Data entries:
__________

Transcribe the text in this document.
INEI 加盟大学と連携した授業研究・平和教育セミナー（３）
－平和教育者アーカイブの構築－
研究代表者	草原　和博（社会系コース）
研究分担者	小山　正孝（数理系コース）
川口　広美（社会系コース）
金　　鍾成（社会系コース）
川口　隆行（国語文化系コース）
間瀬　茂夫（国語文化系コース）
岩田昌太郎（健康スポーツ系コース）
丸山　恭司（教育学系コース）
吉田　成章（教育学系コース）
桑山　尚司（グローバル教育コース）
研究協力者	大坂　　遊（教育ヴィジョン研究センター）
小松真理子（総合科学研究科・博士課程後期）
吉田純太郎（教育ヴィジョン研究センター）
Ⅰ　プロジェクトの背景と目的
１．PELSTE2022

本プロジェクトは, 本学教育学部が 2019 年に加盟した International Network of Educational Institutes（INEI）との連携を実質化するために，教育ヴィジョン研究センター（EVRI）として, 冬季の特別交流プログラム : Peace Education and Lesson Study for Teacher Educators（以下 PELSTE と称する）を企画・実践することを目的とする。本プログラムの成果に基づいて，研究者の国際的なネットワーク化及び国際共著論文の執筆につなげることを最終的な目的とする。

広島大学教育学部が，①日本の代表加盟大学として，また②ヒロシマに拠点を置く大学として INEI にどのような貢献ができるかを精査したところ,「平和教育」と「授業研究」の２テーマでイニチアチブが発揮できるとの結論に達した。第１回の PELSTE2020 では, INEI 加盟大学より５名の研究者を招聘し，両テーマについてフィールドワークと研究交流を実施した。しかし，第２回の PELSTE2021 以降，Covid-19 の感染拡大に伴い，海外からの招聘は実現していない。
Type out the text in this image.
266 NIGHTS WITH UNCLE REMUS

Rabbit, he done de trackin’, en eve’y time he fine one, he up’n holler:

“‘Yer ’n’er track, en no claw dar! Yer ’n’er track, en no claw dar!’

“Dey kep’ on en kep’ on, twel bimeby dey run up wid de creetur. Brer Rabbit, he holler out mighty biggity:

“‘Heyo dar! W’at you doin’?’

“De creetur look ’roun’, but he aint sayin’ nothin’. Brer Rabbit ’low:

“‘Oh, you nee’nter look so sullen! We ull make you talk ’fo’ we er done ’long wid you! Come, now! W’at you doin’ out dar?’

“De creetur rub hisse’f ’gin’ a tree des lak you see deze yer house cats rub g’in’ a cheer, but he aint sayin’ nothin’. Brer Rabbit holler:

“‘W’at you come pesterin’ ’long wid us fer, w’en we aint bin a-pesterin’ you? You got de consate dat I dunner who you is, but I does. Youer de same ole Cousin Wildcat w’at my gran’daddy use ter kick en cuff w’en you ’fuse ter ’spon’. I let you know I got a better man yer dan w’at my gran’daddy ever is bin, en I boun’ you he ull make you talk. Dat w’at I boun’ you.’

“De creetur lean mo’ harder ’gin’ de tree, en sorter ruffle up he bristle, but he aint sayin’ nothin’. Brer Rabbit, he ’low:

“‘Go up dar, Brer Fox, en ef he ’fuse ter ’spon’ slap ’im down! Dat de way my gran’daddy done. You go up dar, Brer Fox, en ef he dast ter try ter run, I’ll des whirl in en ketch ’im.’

__________

-- What you need to do --
From the listing above, collect each line in which the string "long" appears.

-- Output of the exercise --
“‘Oh, you nee’nter look so sullen! We ull make you talk ’fo’ we er done ’long wid you! Come, now! W’at you doin’ out dar?’
“‘W’at you come pesterin’ ’long wid us fer, w’en we aint bin a-pesterin’ you? You got de consate dat I dunner who you is, but I does. Youer de same ole Cousin Wildcat w’at my gran’daddy use ter kick en cuff w’en you ’fuse ter ’spon’. I let you know I got a better man yer dan w’at my gran’daddy ever is bin, en I boun’ you he ull make you talk. Dat w’at I boun’ you.’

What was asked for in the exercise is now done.